--- TASK MATERIAL ---

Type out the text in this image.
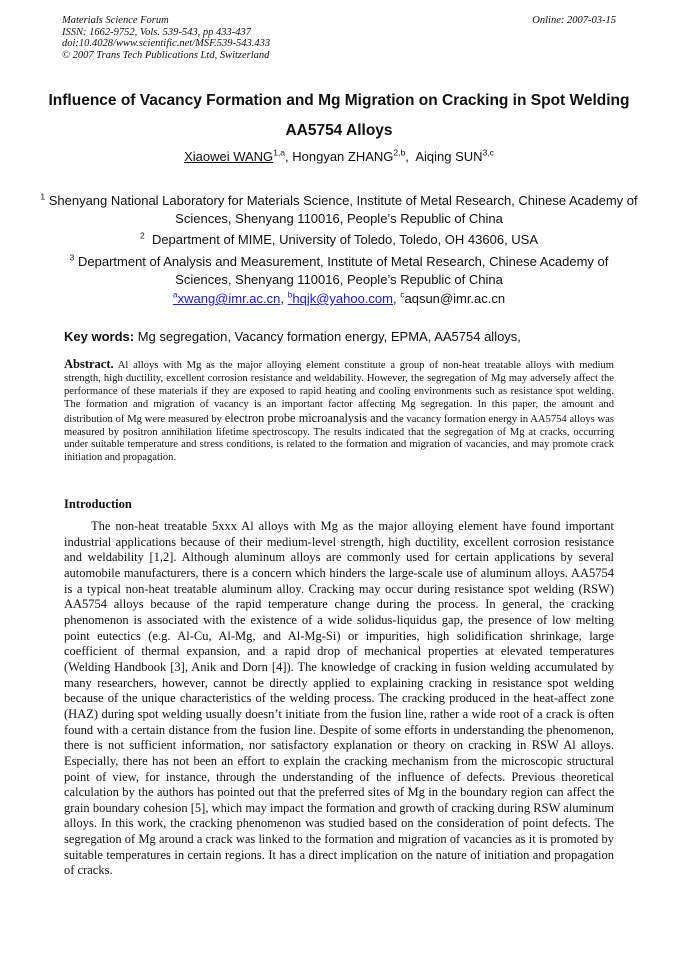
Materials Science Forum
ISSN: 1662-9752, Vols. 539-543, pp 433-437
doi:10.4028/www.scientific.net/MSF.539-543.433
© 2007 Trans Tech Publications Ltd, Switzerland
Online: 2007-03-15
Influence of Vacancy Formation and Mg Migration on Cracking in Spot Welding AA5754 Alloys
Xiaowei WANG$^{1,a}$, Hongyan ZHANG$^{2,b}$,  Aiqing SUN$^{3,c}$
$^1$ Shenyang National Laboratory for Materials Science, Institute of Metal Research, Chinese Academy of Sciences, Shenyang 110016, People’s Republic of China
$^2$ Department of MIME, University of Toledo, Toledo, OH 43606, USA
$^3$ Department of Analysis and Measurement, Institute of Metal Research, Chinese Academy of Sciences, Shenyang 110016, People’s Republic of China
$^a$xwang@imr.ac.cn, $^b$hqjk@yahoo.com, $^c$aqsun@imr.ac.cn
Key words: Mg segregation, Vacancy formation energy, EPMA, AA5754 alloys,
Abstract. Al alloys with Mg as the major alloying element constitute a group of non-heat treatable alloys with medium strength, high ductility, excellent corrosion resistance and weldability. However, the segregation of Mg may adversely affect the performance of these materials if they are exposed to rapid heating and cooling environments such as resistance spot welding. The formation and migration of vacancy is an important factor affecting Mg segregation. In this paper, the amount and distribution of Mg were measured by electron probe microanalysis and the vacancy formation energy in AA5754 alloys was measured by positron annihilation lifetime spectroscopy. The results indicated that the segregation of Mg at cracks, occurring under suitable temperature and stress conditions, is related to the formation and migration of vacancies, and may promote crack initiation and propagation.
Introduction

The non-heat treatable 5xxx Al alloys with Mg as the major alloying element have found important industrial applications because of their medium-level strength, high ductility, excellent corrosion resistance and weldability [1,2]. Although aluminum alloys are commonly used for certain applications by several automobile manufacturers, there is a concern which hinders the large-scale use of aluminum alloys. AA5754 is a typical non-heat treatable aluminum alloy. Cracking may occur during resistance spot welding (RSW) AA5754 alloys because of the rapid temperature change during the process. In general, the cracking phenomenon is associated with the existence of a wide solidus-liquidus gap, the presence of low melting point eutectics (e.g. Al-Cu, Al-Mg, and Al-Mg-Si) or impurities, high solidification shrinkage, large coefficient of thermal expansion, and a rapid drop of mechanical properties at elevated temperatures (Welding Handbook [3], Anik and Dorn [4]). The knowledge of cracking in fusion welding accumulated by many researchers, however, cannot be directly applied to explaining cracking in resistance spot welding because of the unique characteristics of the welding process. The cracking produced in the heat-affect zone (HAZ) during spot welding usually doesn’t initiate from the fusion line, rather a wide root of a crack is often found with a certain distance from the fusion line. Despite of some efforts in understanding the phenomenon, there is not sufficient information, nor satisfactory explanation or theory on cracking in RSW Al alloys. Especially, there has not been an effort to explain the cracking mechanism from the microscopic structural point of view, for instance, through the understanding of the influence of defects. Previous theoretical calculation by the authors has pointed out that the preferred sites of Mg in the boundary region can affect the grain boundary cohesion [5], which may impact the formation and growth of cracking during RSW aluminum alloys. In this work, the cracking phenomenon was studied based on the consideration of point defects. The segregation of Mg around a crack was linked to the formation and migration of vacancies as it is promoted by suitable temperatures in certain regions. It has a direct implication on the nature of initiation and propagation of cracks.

---
--- TASK MATERIAL ---

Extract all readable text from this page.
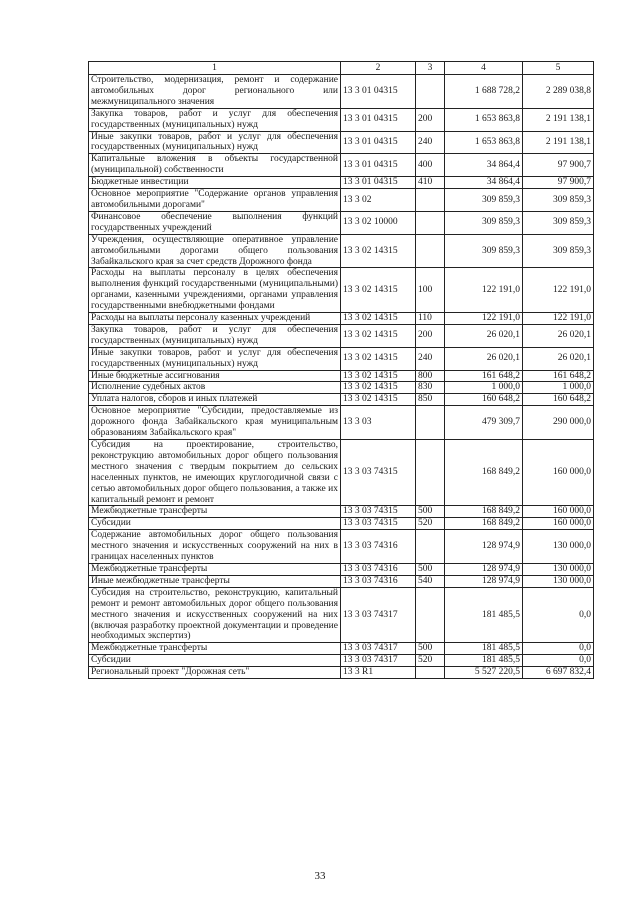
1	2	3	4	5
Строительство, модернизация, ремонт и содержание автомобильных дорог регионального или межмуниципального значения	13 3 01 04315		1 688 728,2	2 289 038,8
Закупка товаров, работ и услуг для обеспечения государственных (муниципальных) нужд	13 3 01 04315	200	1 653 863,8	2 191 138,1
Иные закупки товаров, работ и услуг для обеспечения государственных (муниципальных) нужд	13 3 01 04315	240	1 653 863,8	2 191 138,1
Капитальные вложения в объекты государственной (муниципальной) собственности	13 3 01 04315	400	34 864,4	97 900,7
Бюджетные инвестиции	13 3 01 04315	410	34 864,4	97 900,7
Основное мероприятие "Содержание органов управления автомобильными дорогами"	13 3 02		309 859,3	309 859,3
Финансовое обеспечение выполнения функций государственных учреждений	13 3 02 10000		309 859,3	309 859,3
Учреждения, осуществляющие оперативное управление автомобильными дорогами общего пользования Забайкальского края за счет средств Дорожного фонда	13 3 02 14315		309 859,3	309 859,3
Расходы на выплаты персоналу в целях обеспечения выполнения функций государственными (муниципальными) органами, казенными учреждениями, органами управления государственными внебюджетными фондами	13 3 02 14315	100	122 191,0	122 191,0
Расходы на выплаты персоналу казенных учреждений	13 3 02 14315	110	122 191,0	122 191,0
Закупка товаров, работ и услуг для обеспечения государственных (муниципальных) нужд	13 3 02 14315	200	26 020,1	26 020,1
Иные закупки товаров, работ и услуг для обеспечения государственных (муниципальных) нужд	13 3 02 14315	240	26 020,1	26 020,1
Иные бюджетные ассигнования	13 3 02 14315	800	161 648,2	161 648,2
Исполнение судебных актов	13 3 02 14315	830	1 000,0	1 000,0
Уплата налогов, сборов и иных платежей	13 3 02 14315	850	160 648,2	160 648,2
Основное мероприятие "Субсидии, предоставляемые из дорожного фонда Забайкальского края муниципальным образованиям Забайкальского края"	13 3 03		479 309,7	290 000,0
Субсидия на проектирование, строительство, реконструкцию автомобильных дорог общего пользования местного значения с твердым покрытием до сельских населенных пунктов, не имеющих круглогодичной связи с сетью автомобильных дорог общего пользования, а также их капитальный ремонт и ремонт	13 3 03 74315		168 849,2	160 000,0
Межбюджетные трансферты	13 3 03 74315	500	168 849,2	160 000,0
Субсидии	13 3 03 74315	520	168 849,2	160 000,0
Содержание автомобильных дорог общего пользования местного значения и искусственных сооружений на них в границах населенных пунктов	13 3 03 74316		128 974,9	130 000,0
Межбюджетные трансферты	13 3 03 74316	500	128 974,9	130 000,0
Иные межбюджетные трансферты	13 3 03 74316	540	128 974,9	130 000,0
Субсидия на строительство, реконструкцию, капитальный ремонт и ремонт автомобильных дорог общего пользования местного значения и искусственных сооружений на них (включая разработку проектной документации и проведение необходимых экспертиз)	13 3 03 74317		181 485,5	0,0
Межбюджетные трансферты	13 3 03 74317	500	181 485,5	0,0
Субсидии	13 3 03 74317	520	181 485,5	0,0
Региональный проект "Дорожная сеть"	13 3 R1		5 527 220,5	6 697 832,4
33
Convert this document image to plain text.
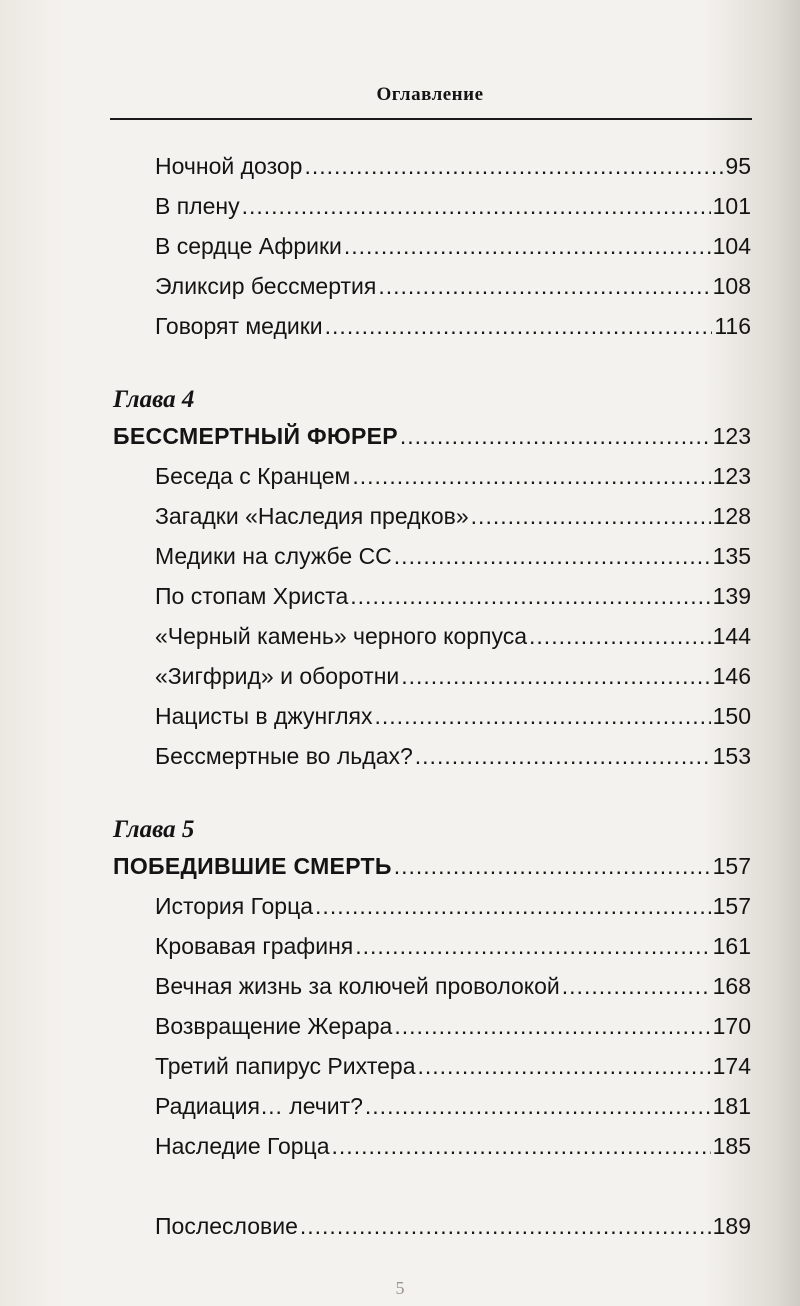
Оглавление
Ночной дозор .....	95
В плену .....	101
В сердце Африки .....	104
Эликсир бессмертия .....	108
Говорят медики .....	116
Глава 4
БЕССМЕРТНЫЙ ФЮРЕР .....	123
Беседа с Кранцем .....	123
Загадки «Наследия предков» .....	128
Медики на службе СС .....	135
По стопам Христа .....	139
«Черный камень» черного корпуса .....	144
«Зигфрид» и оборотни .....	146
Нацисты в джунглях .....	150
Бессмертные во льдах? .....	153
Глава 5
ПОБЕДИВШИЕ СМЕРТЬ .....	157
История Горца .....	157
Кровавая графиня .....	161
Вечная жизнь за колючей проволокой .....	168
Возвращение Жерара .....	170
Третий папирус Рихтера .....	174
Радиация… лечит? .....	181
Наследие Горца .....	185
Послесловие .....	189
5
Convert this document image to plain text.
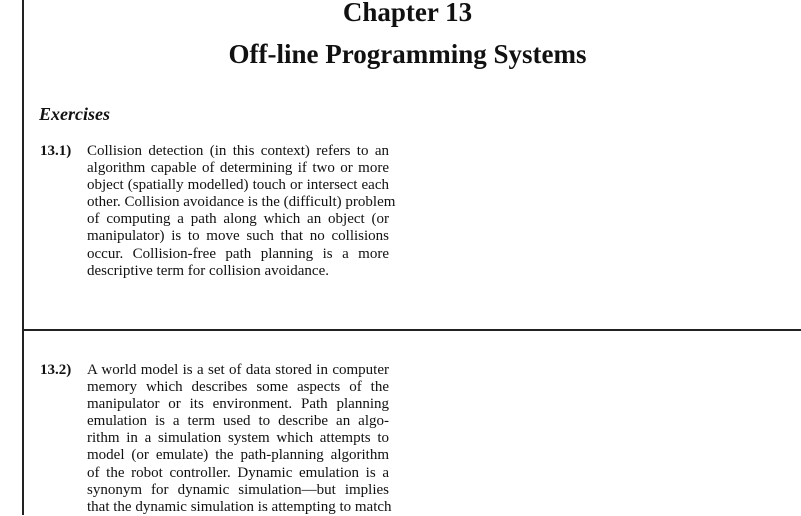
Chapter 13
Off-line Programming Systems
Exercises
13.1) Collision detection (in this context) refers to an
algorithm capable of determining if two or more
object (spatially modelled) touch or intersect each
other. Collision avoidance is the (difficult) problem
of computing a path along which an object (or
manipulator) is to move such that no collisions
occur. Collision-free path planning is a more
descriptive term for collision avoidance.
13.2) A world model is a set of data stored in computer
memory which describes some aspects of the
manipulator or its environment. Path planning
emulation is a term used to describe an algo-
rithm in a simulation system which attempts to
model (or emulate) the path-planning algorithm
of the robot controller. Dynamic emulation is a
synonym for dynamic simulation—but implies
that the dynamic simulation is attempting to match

---

> [DIRECTIONS] Tell how many lines of the data include the word "more", and nothing else.

> [RESULT FOR THIS TASK] 2